Stated problem => Every line with the string "screenshot" should be gathered.

── Entries supplied

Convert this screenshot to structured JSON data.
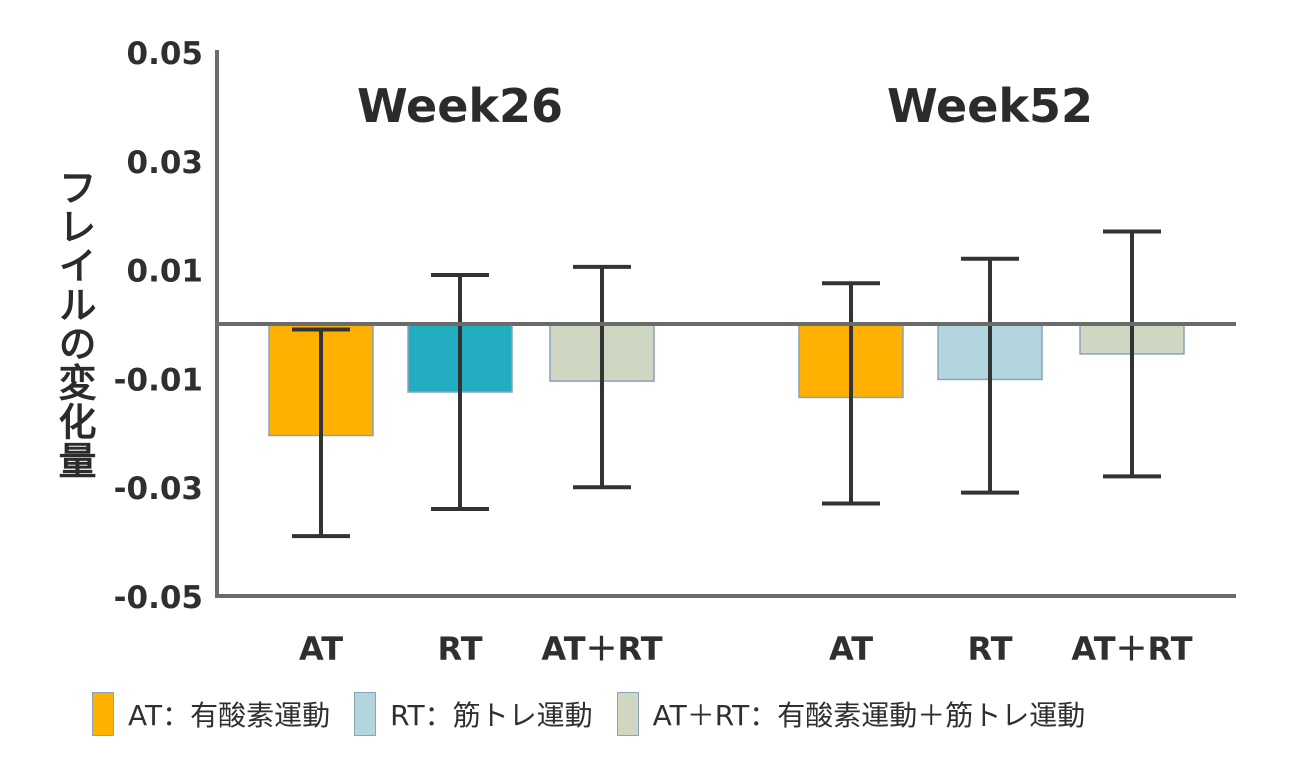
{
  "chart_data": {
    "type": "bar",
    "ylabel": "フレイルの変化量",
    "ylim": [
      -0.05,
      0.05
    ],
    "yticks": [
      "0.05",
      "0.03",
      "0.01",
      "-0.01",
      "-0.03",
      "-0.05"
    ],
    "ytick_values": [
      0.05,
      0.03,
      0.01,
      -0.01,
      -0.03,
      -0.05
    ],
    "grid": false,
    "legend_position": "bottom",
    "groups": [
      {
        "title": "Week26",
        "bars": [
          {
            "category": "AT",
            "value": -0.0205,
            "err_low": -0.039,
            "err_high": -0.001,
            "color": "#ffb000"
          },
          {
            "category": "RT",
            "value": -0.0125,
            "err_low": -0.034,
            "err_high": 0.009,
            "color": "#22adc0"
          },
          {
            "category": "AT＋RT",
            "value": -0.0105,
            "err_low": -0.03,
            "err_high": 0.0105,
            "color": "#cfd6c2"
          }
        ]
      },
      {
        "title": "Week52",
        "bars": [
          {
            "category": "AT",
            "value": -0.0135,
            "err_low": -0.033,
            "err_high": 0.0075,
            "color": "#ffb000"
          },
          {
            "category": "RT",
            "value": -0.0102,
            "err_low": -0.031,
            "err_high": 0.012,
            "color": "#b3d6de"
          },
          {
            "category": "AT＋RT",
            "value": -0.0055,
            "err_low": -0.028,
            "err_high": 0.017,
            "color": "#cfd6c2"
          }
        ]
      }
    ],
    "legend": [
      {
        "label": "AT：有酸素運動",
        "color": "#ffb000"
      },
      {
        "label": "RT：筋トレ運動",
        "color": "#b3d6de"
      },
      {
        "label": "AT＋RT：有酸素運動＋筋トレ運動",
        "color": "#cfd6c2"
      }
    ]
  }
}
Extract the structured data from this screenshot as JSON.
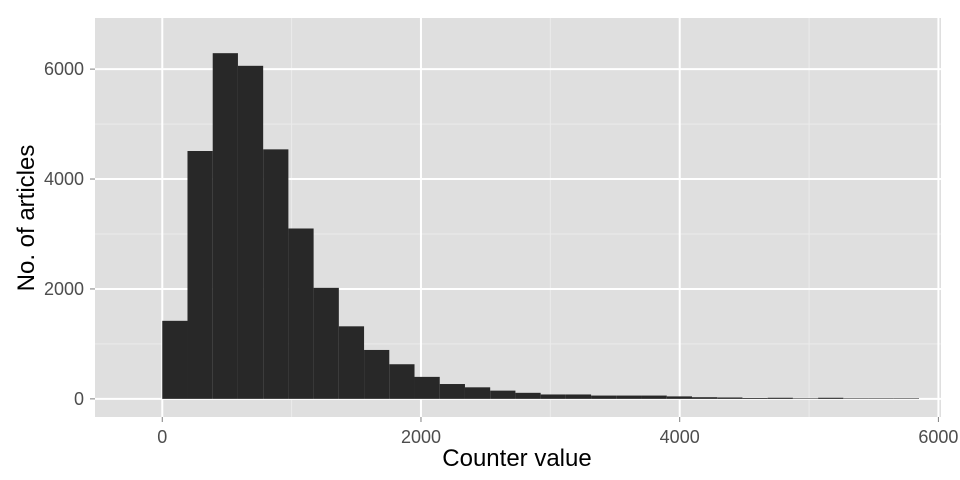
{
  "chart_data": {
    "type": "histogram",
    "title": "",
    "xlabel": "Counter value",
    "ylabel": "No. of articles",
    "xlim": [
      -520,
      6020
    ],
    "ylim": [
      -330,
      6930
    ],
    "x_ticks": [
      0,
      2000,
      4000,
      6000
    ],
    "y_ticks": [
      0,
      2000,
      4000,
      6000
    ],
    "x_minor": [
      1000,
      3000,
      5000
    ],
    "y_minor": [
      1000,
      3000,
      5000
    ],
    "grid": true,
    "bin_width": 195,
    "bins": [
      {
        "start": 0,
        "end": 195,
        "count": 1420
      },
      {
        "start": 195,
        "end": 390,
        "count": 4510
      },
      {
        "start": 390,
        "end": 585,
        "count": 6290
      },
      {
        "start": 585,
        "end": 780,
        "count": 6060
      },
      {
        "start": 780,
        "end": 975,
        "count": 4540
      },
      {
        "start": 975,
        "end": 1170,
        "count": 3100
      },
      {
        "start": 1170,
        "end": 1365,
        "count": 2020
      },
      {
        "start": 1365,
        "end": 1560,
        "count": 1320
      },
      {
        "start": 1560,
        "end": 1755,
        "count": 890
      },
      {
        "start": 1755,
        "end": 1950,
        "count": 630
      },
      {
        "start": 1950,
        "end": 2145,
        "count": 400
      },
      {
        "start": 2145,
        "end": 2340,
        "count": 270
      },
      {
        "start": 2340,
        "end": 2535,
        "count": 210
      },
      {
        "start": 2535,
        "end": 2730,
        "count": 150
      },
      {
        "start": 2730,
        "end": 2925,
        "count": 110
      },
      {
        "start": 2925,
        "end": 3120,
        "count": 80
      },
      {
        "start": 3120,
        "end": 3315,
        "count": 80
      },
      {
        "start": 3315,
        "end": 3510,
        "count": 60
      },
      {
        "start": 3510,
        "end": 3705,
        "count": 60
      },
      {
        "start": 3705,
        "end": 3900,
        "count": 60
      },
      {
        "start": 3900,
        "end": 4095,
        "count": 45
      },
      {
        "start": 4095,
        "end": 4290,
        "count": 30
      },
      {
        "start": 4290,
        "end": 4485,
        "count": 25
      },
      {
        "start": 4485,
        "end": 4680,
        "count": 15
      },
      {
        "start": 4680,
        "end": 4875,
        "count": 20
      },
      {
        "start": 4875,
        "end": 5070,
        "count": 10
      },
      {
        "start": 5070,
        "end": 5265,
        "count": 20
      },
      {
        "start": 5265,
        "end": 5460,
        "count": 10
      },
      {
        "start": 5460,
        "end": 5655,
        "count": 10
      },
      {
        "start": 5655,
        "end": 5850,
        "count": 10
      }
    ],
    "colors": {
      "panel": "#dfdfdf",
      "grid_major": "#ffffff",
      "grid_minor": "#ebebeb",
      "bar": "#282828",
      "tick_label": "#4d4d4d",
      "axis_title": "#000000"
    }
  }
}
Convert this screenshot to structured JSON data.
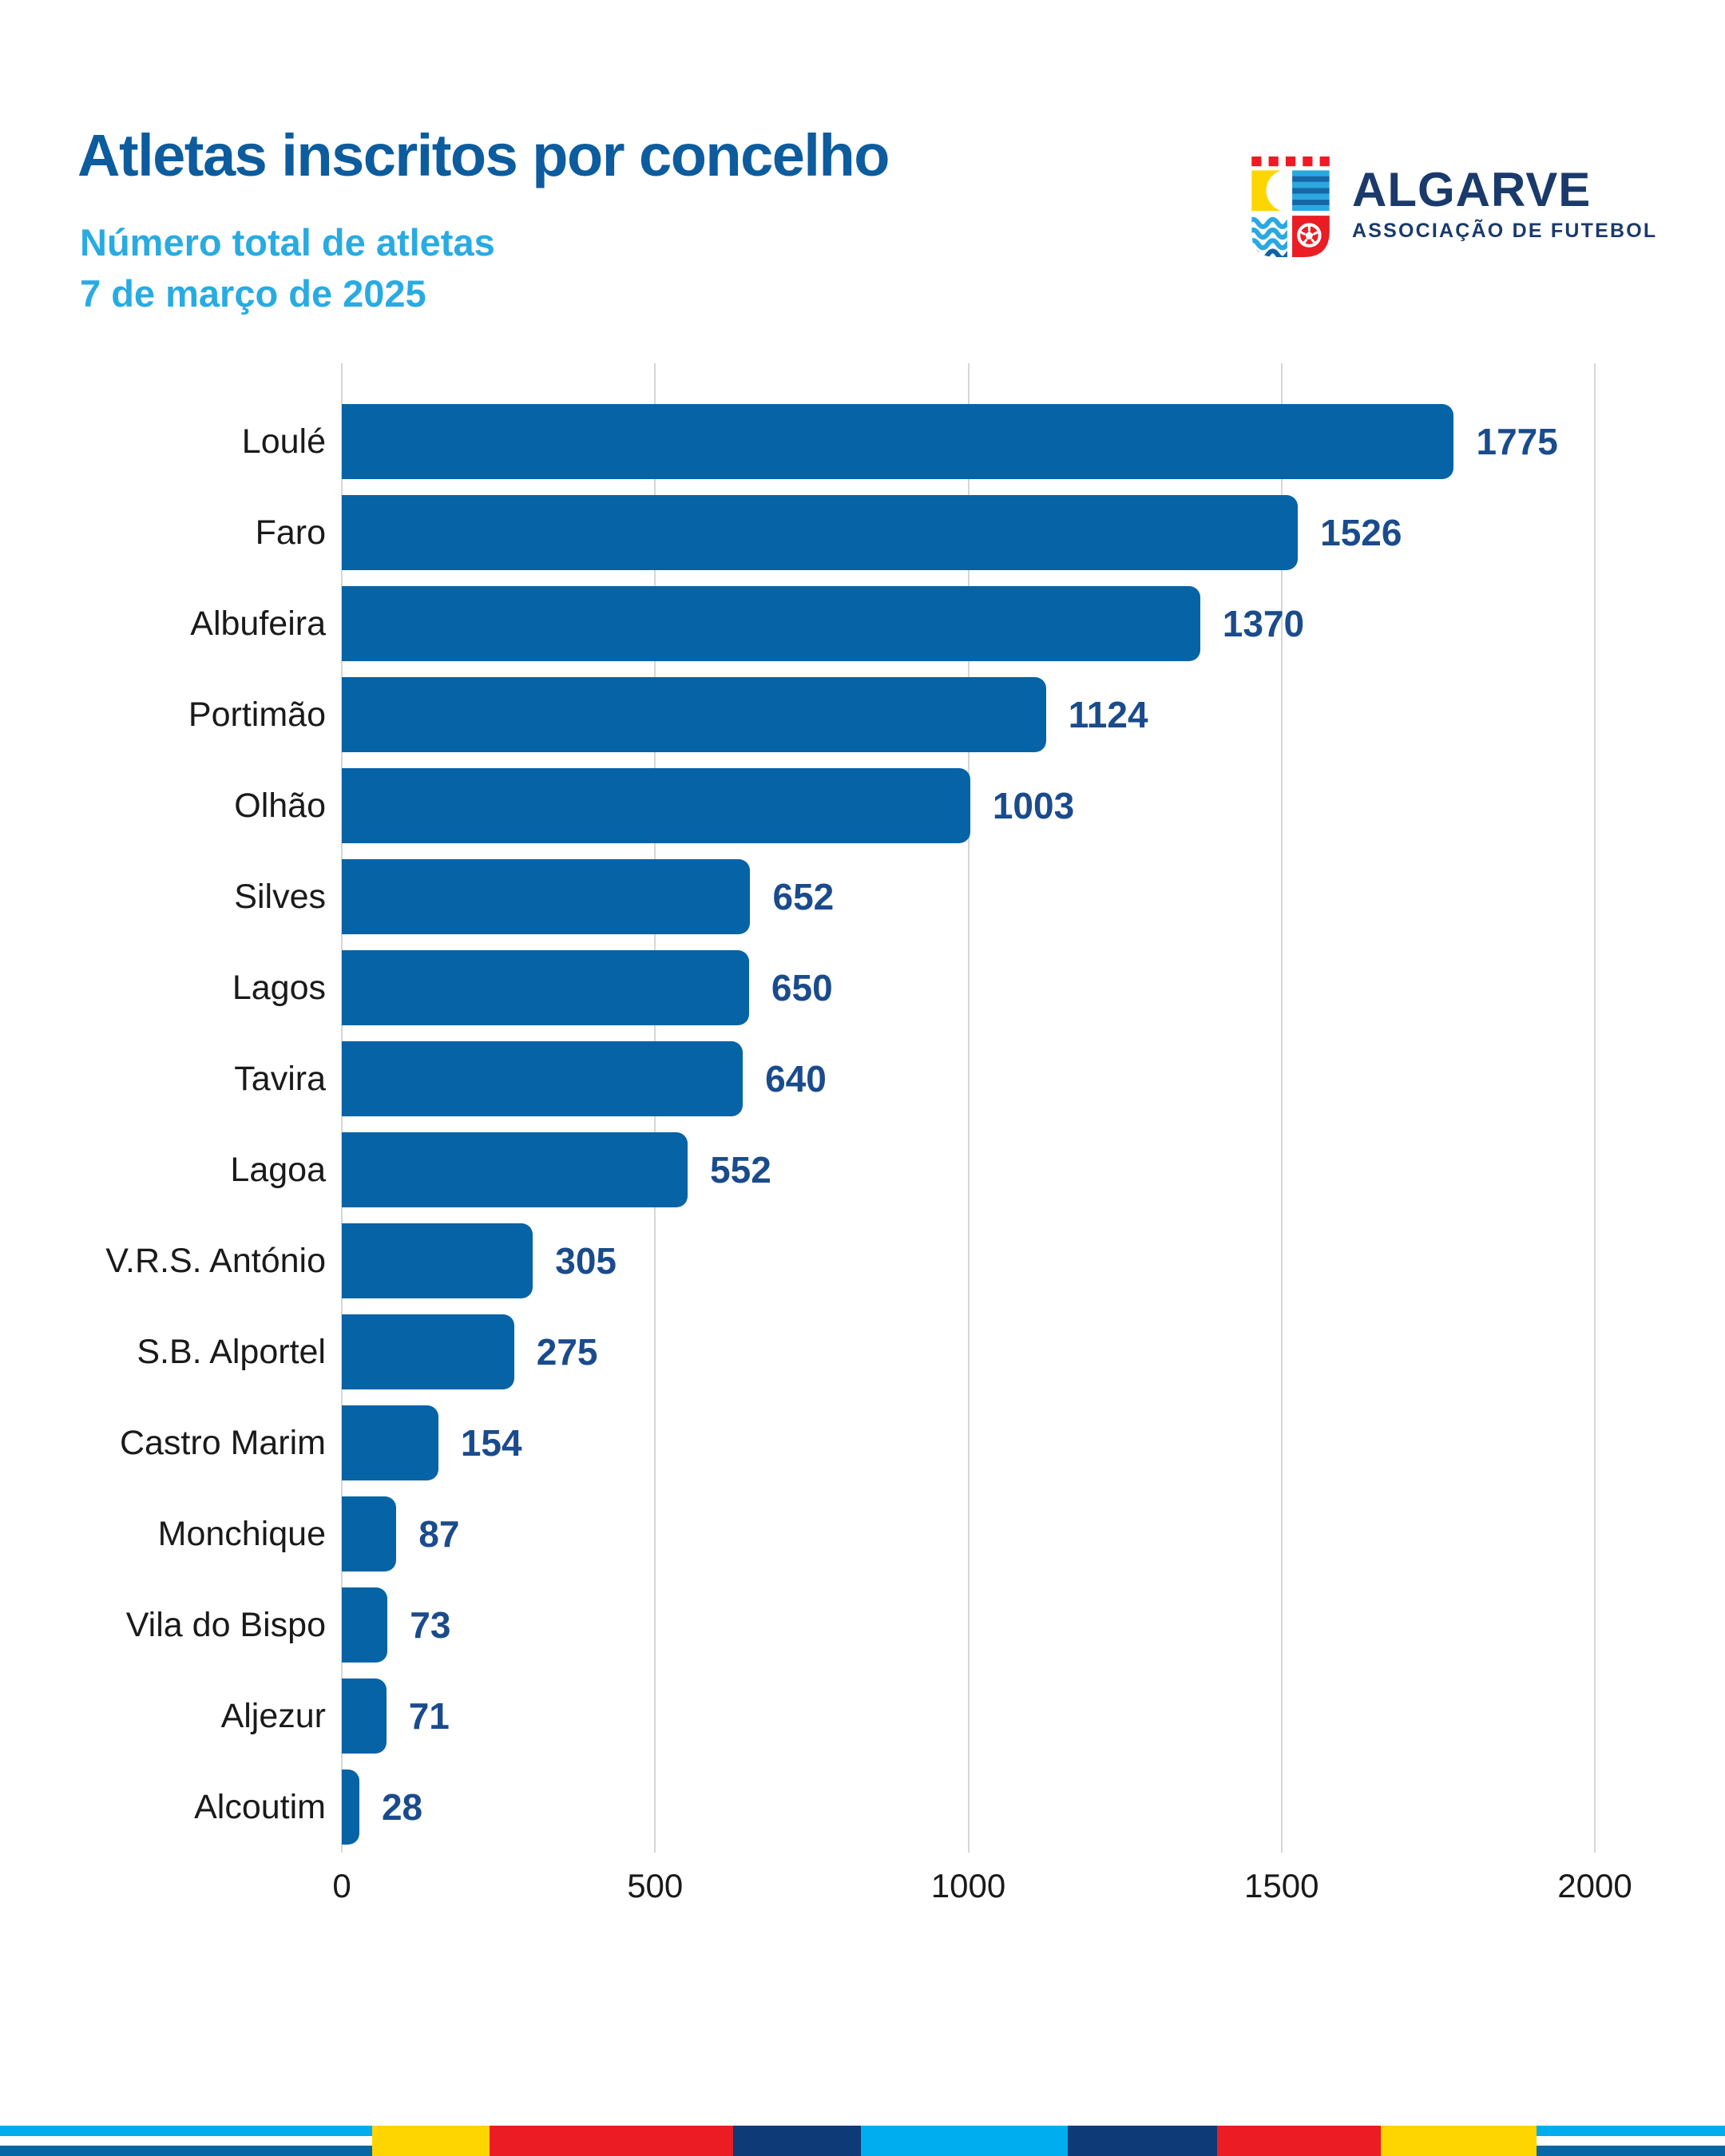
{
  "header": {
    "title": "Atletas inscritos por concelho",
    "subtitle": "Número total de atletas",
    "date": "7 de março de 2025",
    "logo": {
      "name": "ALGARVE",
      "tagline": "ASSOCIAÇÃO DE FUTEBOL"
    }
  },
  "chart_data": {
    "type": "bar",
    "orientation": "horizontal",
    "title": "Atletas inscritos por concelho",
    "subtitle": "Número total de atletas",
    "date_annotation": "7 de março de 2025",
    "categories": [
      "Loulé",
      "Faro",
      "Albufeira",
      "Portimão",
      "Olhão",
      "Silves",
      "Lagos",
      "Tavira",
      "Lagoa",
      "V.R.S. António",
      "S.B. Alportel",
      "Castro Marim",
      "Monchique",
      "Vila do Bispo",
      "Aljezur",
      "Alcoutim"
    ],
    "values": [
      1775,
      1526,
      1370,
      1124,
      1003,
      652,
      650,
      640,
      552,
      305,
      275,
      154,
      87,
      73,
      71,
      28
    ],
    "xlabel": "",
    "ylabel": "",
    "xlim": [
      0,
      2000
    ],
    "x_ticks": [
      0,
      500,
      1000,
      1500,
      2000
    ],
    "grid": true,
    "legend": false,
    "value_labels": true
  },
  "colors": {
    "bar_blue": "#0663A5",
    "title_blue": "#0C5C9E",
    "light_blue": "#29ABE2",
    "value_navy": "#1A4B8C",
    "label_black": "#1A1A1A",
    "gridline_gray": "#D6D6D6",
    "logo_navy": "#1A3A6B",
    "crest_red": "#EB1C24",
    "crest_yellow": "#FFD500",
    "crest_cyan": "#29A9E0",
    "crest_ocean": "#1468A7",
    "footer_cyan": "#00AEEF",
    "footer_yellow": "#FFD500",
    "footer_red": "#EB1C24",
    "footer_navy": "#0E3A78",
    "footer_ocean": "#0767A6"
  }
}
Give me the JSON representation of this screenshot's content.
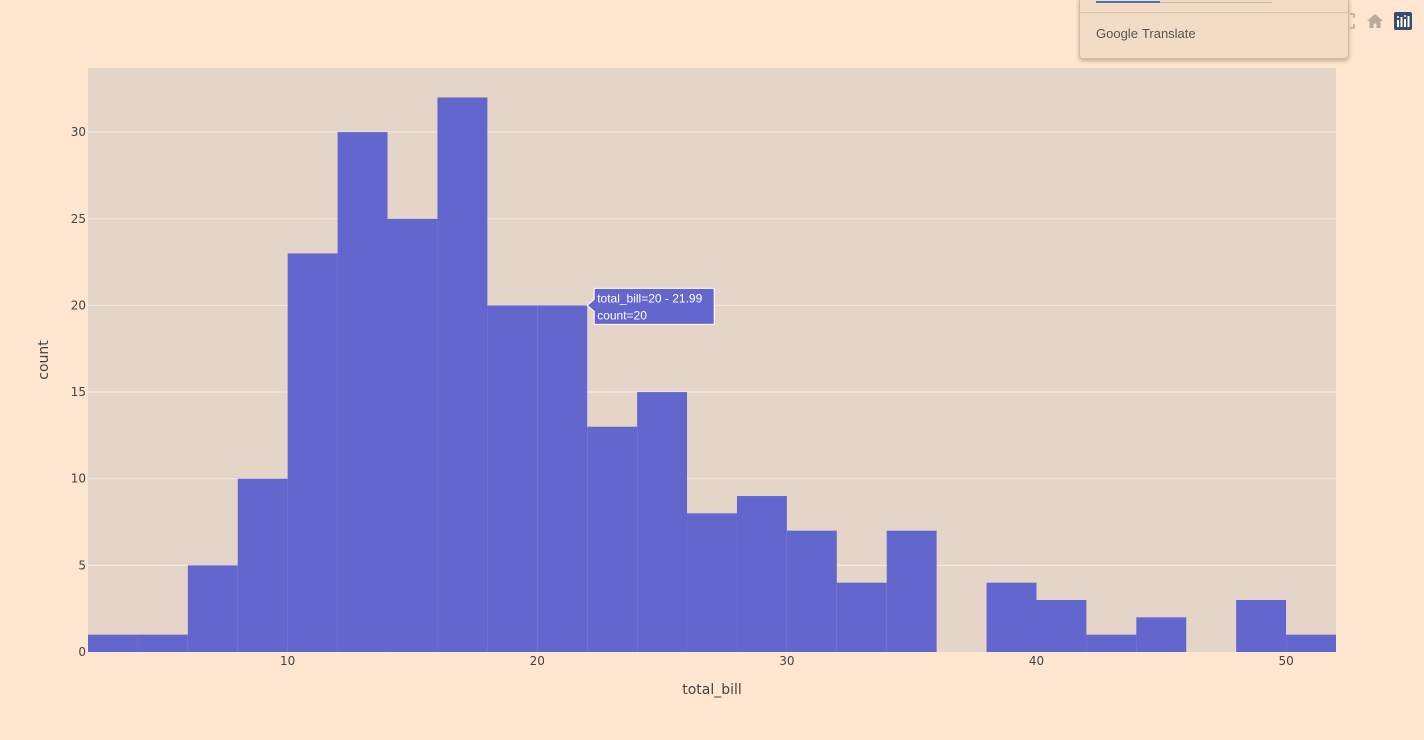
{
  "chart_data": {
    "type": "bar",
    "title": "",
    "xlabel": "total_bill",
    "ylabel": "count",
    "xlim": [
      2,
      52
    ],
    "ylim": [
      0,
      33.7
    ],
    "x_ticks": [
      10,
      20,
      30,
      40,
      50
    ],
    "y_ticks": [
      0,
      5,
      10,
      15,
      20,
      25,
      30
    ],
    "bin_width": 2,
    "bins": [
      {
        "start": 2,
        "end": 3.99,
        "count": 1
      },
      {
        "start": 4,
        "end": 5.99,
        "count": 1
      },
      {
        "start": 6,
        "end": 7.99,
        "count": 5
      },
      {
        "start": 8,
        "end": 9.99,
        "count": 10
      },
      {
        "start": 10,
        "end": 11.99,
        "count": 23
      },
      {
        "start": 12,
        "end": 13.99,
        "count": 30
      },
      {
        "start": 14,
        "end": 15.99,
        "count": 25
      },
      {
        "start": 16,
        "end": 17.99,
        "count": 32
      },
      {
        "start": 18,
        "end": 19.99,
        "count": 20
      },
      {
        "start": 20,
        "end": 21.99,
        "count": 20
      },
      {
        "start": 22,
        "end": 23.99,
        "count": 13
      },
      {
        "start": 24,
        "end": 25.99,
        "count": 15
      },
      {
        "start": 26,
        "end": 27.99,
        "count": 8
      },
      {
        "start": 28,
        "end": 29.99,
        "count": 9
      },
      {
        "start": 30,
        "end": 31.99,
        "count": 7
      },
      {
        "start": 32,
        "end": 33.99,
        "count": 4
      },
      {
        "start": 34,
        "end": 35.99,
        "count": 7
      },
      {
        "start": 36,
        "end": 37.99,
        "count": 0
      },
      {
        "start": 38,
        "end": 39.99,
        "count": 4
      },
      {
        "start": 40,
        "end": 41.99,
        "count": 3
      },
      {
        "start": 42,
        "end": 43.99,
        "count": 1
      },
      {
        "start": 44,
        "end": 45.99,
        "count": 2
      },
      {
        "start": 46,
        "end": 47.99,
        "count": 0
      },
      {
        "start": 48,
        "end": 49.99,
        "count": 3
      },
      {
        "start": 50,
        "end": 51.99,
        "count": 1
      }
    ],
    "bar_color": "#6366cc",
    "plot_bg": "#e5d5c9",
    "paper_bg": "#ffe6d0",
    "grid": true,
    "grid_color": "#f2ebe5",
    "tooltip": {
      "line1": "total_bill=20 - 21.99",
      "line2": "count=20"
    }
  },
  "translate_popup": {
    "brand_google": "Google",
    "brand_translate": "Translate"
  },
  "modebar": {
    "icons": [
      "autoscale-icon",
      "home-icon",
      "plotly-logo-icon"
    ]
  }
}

────

Output =>
Convert this screenshot to structured JSON data.
Extract the structured data from this screenshot as JSON.
Convert this screenshot to structured JSON data.
Give me the JSON representation of this screenshot's content.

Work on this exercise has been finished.